>>>>
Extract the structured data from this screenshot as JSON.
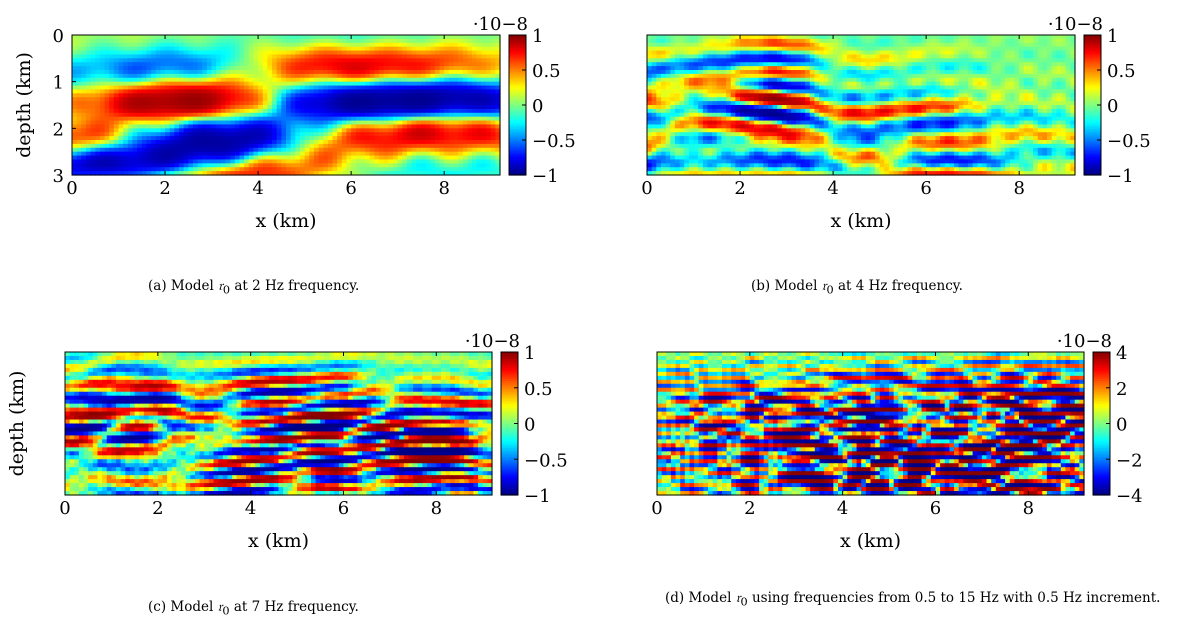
{
  "chart_data": [
    {
      "type": "heatmap",
      "title": "",
      "xlabel": "x (km)",
      "ylabel": "depth (km)",
      "xlim": [
        0,
        9.2
      ],
      "ylim": [
        3,
        0
      ],
      "xticks": [
        "0",
        "2",
        "4",
        "6",
        "8"
      ],
      "yticks": [
        "0",
        "1",
        "2",
        "3"
      ],
      "colorbar": {
        "ticks": [
          "1",
          "0.5",
          "0",
          "−0.5",
          "−1"
        ],
        "range": [
          -1,
          1
        ],
        "exponent": "·10−8"
      },
      "colormap": "jet",
      "frequency_hz": 2,
      "caption": {
        "label": "(a)",
        "text_before": "Model",
        "symbol": "𝔯",
        "subscript": "0",
        "text_after": "at 2 Hz frequency."
      }
    },
    {
      "type": "heatmap",
      "title": "",
      "xlabel": "x (km)",
      "ylabel": "",
      "xlim": [
        0,
        9.2
      ],
      "ylim": [
        3,
        0
      ],
      "xticks": [
        "0",
        "2",
        "4",
        "6",
        "8"
      ],
      "yticks": [],
      "colorbar": {
        "ticks": [
          "1",
          "0.5",
          "0",
          "−0.5",
          "−1"
        ],
        "range": [
          -1,
          1
        ],
        "exponent": "·10−8"
      },
      "colormap": "jet",
      "frequency_hz": 4,
      "caption": {
        "label": "(b)",
        "text_before": "Model",
        "symbol": "𝔯",
        "subscript": "0",
        "text_after": "at 4 Hz frequency."
      }
    },
    {
      "type": "heatmap",
      "title": "",
      "xlabel": "x (km)",
      "ylabel": "depth (km)",
      "xlim": [
        0,
        9.2
      ],
      "ylim": [
        3,
        0
      ],
      "xticks": [
        "0",
        "2",
        "4",
        "6",
        "8"
      ],
      "yticks": [],
      "colorbar": {
        "ticks": [
          "1",
          "0.5",
          "0",
          "−0.5",
          "−1"
        ],
        "range": [
          -1,
          1
        ],
        "exponent": "·10−8"
      },
      "colormap": "jet",
      "frequency_hz": 7,
      "caption": {
        "label": "(c)",
        "text_before": "Model",
        "symbol": "𝔯",
        "subscript": "0",
        "text_after": "at 7 Hz frequency."
      }
    },
    {
      "type": "heatmap",
      "title": "",
      "xlabel": "x (km)",
      "ylabel": "",
      "xlim": [
        0,
        9.2
      ],
      "ylim": [
        3,
        0
      ],
      "xticks": [
        "0",
        "2",
        "4",
        "6",
        "8"
      ],
      "yticks": [],
      "colorbar": {
        "ticks": [
          "4",
          "2",
          "0",
          "−2",
          "−4"
        ],
        "range": [
          -4,
          4
        ],
        "exponent": "·10−8"
      },
      "colormap": "jet",
      "frequency_hz": 15,
      "caption": {
        "label": "(d)",
        "text_before": "Model",
        "symbol": "𝔯",
        "subscript": "0",
        "text_after": "using frequencies from 0.5 to 15 Hz with 0.5 Hz increment."
      }
    }
  ]
}
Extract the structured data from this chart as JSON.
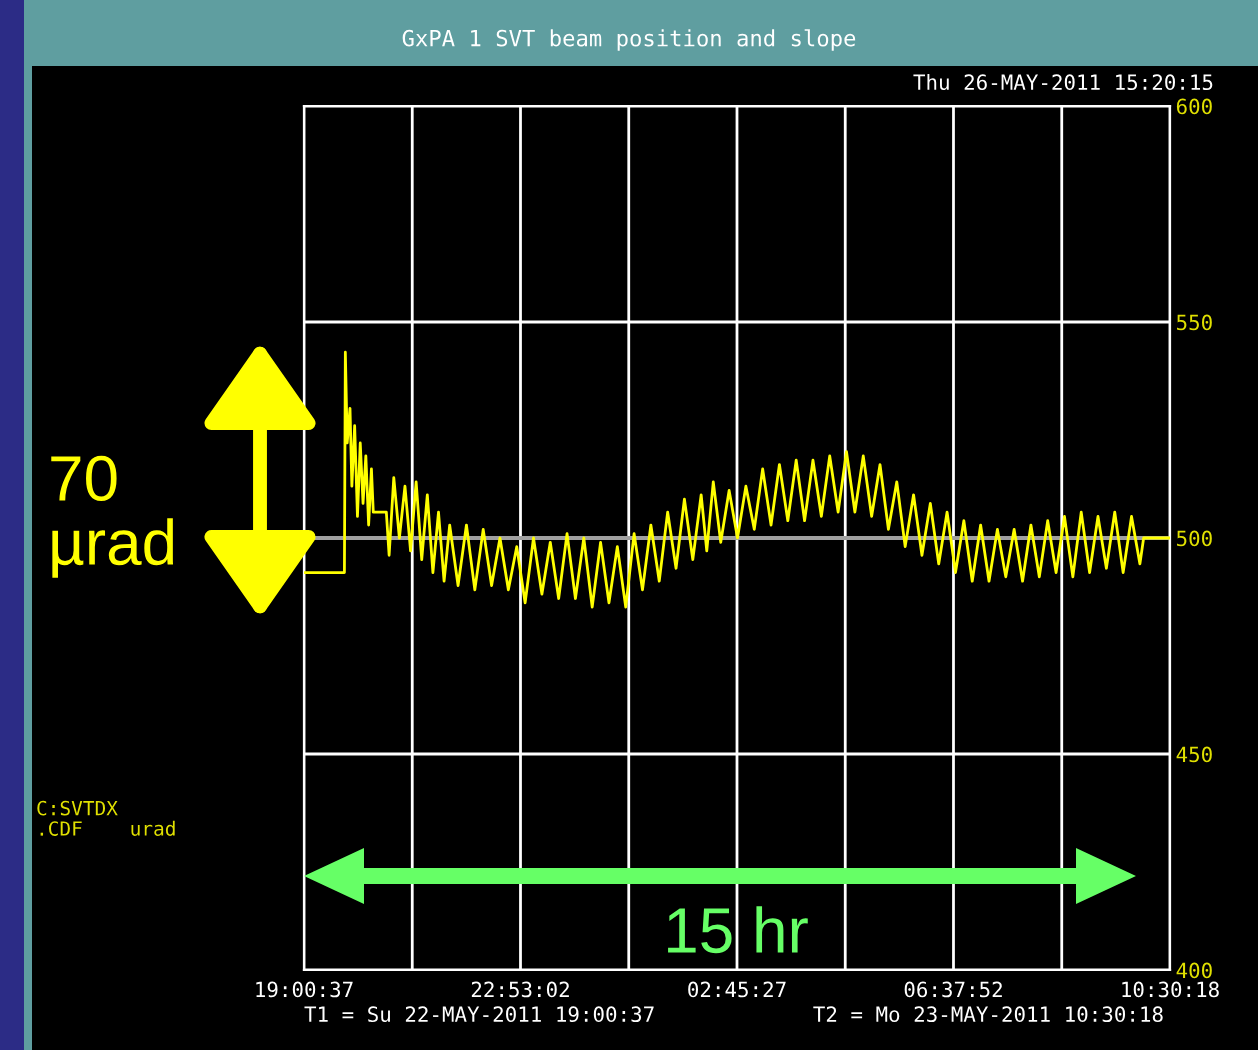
<<<<
Description of the task
Go through the listing above and return every line where the word "from" occurs.

Solution for this problem
Extract the structured data from this screenshot as JSON.
        "text_after": "using frequencies from 0.5 to 15 Hz with 0.5 Hz increment."
Extract the structured data from this chart as JSON.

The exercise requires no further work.